(Saved entries)
####
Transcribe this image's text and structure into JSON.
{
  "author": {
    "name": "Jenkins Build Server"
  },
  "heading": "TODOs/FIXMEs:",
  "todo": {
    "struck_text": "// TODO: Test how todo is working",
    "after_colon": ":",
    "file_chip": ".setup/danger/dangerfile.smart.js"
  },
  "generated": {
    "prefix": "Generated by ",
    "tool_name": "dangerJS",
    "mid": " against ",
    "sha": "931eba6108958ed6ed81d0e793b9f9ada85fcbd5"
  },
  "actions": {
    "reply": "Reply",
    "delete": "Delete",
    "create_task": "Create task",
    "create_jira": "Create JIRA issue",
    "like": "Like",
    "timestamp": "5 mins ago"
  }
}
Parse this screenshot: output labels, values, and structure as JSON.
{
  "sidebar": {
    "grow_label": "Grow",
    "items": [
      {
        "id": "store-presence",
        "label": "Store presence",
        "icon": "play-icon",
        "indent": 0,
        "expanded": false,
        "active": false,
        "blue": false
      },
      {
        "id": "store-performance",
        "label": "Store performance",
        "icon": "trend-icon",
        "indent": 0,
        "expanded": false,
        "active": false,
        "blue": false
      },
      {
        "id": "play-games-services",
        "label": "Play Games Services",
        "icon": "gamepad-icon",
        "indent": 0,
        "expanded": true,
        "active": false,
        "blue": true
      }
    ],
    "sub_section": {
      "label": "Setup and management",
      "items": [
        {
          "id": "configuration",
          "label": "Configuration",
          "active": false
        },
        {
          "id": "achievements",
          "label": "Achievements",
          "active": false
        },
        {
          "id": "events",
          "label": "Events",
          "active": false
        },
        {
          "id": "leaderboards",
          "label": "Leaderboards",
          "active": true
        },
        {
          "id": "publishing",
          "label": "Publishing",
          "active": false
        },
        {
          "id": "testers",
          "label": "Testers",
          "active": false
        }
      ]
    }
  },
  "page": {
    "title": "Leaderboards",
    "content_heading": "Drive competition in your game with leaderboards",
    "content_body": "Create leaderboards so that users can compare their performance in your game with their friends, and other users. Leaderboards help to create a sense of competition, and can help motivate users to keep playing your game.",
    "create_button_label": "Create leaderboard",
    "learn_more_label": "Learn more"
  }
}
####
### Exercise objective
Write out the entries in full, exactly as given.

### Exercise result
Transcribe this image's text and structure into JSON.
{
  "author": {
    "name": "Jenkins Build Server"
  },
  "heading": "TODOs/FIXMEs:",
  "todo": {
    "struck_text": "// TODO: Test how todo is working",
    "after_colon": ":",
    "file_chip": ".setup/danger/dangerfile.smart.js"
  },
  "generated": {
    "prefix": "Generated by ",
    "tool_name": "dangerJS",
    "mid": " against ",
    "sha": "931eba6108958ed6ed81d0e793b9f9ada85fcbd5"
  },
  "actions": {
    "reply": "Reply",
    "delete": "Delete",
    "create_task": "Create task",
    "create_jira": "Create JIRA issue",
    "like": "Like",
    "timestamp": "5 mins ago"
  }
}
Parse this screenshot: output labels, values, and structure as JSON.
{
  "sidebar": {
    "grow_label": "Grow",
    "items": [
      {
        "id": "store-presence",
        "label": "Store presence",
        "icon": "play-icon",
        "indent": 0,
        "expanded": false,
        "active": false,
        "blue": false
      },
      {
        "id": "store-performance",
        "label": "Store performance",
        "icon": "trend-icon",
        "indent": 0,
        "expanded": false,
        "active": false,
        "blue": false
      },
      {
        "id": "play-games-services",
        "label": "Play Games Services",
        "icon": "gamepad-icon",
        "indent": 0,
        "expanded": true,
        "active": false,
        "blue": true
      }
    ],
    "sub_section": {
      "label": "Setup and management",
      "items": [
        {
          "id": "configuration",
          "label": "Configuration",
          "active": false
        },
        {
          "id": "achievements",
          "label": "Achievements",
          "active": false
        },
        {
          "id": "events",
          "label": "Events",
          "active": false
        },
        {
          "id": "leaderboards",
          "label": "Leaderboards",
          "active": true
        },
        {
          "id": "publishing",
          "label": "Publishing",
          "active": false
        },
        {
          "id": "testers",
          "label": "Testers",
          "active": false
        }
      ]
    }
  },
  "page": {
    "title": "Leaderboards",
    "content_heading": "Drive competition in your game with leaderboards",
    "content_body": "Create leaderboards so that users can compare their performance in your game with their friends, and other users. Leaderboards help to create a sense of competition, and can help motivate users to keep playing your game.",
    "create_button_label": "Create leaderboard",
    "learn_more_label": "Learn more"
  }
}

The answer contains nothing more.